> Goal of the exercise:
Repeat the records below exactly, leaving out every picture.

++++ Records provided

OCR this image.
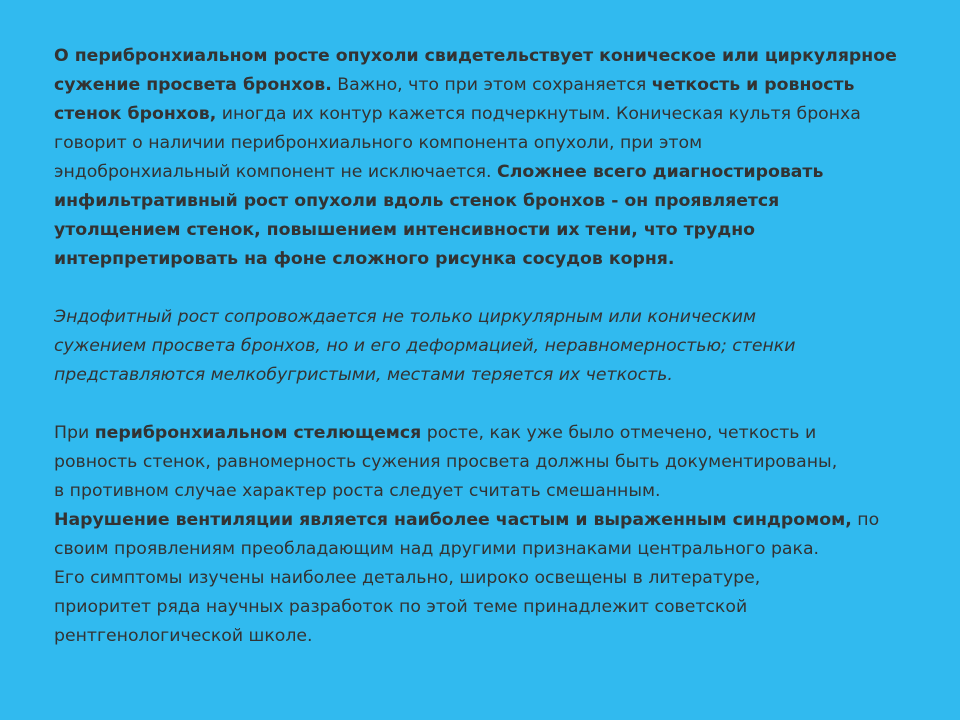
О перибронхиальном росте опухоли свидетельствует коническое или циркулярное
сужение просвета бронхов. Важно, что при этом сохраняется четкость и ровность
стенок бронхов, иногда их контур кажется подчеркнутым. Коническая культя бронха
говорит о наличии перибронхиального компонента опухоли, при этом
эндобронхиальный компонент не исключается. Сложнее всего диагностировать
инфильтративный рост опухоли вдоль стенок бронхов - он проявляется
утолщением стенок, повышением интенсивности их тени, что трудно
интерпретировать на фоне сложного рисунка сосудов корня.

Эндофитный рост сопровождается не только циркулярным или коническим
сужением просвета бронхов, но и его деформацией, неравномерностью; стенки
представляются мелкобугристыми, местами теряется их четкость.

При перибронхиальном стелющемся росте, как уже было отмечено, четкость и
ровность стенок, равномерность сужения просвета должны быть документированы,
в противном случае характер роста следует считать смешанным.

Нарушение вентиляции является наиболее частым и выраженным синдромом, по
своим проявлениям преобладающим над другими признаками центрального рака.
Его симптомы изучены наиболее детально, широко освещены в литературе,
приоритет ряда научных разработок по этой теме принадлежит советской
рентгенологической школе.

++++++++

> Response:
OCR this image.
О перибронхиальном росте опухоли свидетельствует коническое или циркулярное
сужение просвета бронхов. Важно, что при этом сохраняется четкость и ровность
стенок бронхов, иногда их контур кажется подчеркнутым. Коническая культя бронха
говорит о наличии перибронхиального компонента опухоли, при этом
эндобронхиальный компонент не исключается. Сложнее всего диагностировать
инфильтративный рост опухоли вдоль стенок бронхов - он проявляется
утолщением стенок, повышением интенсивности их тени, что трудно
интерпретировать на фоне сложного рисунка сосудов корня.

Эндофитный рост сопровождается не только циркулярным или коническим
сужением просвета бронхов, но и его деформацией, неравномерностью; стенки
представляются мелкобугристыми, местами теряется их четкость.

При перибронхиальном стелющемся росте, как уже было отмечено, четкость и
ровность стенок, равномерность сужения просвета должны быть документированы,
в противном случае характер роста следует считать смешанным.

Нарушение вентиляции является наиболее частым и выраженным синдромом, по
своим проявлениям преобладающим над другими признаками центрального рака.
Его симптомы изучены наиболее детально, широко освещены в литературе,
приоритет ряда научных разработок по этой теме принадлежит советской
рентгенологической школе.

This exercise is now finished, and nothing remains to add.